_TASK BRIEF_
Look through the lines below and extract any with the word "name".

_EXTRACTED ENTRIES_
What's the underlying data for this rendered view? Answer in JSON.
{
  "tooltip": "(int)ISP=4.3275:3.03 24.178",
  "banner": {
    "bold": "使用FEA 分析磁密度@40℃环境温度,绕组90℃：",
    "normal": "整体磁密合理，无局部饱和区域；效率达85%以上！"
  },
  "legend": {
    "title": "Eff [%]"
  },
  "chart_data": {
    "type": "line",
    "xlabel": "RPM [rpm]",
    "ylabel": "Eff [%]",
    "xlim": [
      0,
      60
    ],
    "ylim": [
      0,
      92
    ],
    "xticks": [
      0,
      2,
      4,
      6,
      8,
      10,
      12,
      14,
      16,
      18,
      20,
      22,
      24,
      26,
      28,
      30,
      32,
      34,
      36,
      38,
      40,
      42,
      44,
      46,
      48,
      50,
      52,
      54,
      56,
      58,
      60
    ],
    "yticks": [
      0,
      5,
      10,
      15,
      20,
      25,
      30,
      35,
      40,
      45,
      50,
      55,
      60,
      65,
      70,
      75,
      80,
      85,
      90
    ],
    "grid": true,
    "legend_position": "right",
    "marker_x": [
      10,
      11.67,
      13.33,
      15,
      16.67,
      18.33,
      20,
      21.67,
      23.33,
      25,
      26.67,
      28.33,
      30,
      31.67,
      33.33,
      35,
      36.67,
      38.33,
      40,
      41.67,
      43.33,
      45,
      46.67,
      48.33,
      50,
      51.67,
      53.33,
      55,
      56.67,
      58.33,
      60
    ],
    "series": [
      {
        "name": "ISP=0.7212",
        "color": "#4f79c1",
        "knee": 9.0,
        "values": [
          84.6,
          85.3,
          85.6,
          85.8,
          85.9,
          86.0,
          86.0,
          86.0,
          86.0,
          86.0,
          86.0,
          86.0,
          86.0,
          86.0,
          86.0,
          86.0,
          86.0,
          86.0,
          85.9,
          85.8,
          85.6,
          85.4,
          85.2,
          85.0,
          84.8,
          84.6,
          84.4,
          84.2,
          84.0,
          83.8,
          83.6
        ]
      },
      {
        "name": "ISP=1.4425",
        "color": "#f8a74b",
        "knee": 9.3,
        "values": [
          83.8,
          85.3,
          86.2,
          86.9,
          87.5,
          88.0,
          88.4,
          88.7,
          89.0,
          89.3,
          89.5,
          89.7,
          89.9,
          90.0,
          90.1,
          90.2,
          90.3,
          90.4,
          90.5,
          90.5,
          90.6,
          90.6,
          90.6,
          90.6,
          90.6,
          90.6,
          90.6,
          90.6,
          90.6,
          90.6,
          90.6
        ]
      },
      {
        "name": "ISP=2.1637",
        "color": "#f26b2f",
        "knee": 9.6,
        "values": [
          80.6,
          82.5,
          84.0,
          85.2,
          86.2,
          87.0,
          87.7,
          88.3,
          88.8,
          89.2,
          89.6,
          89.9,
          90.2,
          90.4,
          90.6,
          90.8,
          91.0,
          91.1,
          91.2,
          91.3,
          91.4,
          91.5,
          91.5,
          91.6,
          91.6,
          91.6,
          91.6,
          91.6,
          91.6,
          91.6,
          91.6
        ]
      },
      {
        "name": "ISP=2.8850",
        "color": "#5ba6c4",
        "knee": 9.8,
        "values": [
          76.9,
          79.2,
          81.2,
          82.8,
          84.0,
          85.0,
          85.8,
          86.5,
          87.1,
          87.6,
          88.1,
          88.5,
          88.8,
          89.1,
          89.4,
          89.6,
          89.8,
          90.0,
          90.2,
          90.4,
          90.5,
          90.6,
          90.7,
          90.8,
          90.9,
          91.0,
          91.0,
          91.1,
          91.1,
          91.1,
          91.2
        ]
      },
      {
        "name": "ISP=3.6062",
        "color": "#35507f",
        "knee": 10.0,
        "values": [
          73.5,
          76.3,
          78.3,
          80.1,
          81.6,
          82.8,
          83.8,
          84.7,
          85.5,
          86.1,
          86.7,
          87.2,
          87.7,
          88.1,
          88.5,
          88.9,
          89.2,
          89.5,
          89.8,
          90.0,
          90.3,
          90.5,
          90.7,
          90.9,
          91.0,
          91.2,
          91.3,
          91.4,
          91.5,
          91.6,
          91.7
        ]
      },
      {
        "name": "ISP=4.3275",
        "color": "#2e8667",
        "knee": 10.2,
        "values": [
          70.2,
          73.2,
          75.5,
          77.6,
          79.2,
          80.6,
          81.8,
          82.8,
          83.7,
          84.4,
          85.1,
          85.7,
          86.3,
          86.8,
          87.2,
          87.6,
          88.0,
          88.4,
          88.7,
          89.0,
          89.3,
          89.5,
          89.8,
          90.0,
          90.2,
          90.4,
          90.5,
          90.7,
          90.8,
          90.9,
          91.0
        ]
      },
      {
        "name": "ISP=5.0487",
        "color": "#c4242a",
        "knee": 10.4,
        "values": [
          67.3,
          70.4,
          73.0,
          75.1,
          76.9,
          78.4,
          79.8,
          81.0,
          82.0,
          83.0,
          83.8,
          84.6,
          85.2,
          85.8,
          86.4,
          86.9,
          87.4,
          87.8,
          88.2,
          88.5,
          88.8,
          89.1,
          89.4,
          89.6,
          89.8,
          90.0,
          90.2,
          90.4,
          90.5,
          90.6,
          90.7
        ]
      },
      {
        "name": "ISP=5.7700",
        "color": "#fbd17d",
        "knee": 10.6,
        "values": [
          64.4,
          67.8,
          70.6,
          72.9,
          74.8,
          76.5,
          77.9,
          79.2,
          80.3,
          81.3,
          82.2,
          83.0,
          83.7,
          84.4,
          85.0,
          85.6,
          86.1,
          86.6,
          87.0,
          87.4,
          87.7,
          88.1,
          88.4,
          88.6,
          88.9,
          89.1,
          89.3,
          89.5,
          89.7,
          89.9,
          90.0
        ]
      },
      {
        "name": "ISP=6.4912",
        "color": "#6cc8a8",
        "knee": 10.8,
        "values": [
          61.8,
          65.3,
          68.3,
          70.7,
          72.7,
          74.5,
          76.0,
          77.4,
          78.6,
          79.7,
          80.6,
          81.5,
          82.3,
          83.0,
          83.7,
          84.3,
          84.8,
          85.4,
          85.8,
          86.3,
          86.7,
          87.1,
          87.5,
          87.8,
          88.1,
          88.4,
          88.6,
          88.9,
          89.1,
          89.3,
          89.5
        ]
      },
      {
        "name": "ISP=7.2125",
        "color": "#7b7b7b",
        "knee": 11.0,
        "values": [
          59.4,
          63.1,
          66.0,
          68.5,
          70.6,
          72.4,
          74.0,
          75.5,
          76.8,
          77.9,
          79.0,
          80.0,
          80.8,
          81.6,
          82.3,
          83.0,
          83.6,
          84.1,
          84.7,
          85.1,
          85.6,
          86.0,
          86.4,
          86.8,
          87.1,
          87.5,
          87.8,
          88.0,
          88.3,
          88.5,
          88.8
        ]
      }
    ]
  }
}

_WRITTEN SOLUTION_
        "name": "ISP=0.7212",
        "name": "ISP=1.4425",
        "name": "ISP=2.1637",
        "name": "ISP=2.8850",
        "name": "ISP=3.6062",
        "name": "ISP=4.3275",
        "name": "ISP=5.0487",
        "name": "ISP=5.7700",
        "name": "ISP=6.4912",
        "name": "ISP=7.2125",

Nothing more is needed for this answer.